* _Given task_
Write out the whole listing again, exactly as given.
[START]
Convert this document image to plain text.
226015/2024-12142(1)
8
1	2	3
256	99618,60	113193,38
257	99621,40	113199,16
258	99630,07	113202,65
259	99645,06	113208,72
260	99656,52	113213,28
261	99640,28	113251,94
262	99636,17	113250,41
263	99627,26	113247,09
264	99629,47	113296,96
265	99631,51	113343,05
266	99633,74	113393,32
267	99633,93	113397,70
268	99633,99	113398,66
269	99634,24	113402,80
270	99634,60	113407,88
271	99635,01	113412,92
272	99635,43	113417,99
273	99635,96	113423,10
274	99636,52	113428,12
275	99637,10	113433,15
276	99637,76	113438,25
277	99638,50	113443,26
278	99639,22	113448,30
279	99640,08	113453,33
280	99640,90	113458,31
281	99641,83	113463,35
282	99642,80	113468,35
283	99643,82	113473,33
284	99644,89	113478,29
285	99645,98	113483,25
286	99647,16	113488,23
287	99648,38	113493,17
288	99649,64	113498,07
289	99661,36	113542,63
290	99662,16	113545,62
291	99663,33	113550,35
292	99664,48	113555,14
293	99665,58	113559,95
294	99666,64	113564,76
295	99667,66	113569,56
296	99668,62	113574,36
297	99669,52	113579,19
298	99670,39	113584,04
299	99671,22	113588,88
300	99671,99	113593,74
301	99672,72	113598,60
[END]
* _Answer to the task_
Convert this document image to plain text.
226015/2024-12142(1)
8
1	2	3
256	99618,60	113193,38
257	99621,40	113199,16
258	99630,07	113202,65
259	99645,06	113208,72
260	99656,52	113213,28
261	99640,28	113251,94
262	99636,17	113250,41
263	99627,26	113247,09
264	99629,47	113296,96
265	99631,51	113343,05
266	99633,74	113393,32
267	99633,93	113397,70
268	99633,99	113398,66
269	99634,24	113402,80
270	99634,60	113407,88
271	99635,01	113412,92
272	99635,43	113417,99
273	99635,96	113423,10
274	99636,52	113428,12
275	99637,10	113433,15
276	99637,76	113438,25
277	99638,50	113443,26
278	99639,22	113448,30
279	99640,08	113453,33
280	99640,90	113458,31
281	99641,83	113463,35
282	99642,80	113468,35
283	99643,82	113473,33
284	99644,89	113478,29
285	99645,98	113483,25
286	99647,16	113488,23
287	99648,38	113493,17
288	99649,64	113498,07
289	99661,36	113542,63
290	99662,16	113545,62
291	99663,33	113550,35
292	99664,48	113555,14
293	99665,58	113559,95
294	99666,64	113564,76
295	99667,66	113569,56
296	99668,62	113574,36
297	99669,52	113579,19
298	99670,39	113584,04
299	99671,22	113588,88
300	99671,99	113593,74
301	99672,72	113598,60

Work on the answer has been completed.